Extracted records -
#####

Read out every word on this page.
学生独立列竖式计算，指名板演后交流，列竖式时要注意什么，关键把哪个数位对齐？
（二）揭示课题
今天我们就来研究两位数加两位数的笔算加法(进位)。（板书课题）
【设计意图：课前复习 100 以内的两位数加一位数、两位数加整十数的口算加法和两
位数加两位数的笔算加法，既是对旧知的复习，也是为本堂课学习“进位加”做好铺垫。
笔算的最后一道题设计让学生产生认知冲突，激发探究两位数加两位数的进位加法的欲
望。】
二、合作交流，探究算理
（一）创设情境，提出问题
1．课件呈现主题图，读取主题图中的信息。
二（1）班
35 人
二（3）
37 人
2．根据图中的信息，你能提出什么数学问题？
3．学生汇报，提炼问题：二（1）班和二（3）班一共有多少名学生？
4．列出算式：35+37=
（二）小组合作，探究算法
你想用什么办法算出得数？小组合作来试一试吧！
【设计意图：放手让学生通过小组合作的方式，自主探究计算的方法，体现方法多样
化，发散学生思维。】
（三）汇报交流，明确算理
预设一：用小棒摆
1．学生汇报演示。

#####

Task directions -
Reproduce the records in full, exactly as written.

Written response -
Read out every word on this page.
学生独立列竖式计算，指名板演后交流，列竖式时要注意什么，关键把哪个数位对齐？
（二）揭示课题
今天我们就来研究两位数加两位数的笔算加法(进位)。（板书课题）
【设计意图：课前复习 100 以内的两位数加一位数、两位数加整十数的口算加法和两
位数加两位数的笔算加法，既是对旧知的复习，也是为本堂课学习“进位加”做好铺垫。
笔算的最后一道题设计让学生产生认知冲突，激发探究两位数加两位数的进位加法的欲
望。】
二、合作交流，探究算理
（一）创设情境，提出问题
1．课件呈现主题图，读取主题图中的信息。
二（1）班
35 人
二（3）
37 人
2．根据图中的信息，你能提出什么数学问题？
3．学生汇报，提炼问题：二（1）班和二（3）班一共有多少名学生？
4．列出算式：35+37=
（二）小组合作，探究算法
你想用什么办法算出得数？小组合作来试一试吧！
【设计意图：放手让学生通过小组合作的方式，自主探究计算的方法，体现方法多样
化，发散学生思维。】
（三）汇报交流，明确算理
预设一：用小棒摆
1．学生汇报演示。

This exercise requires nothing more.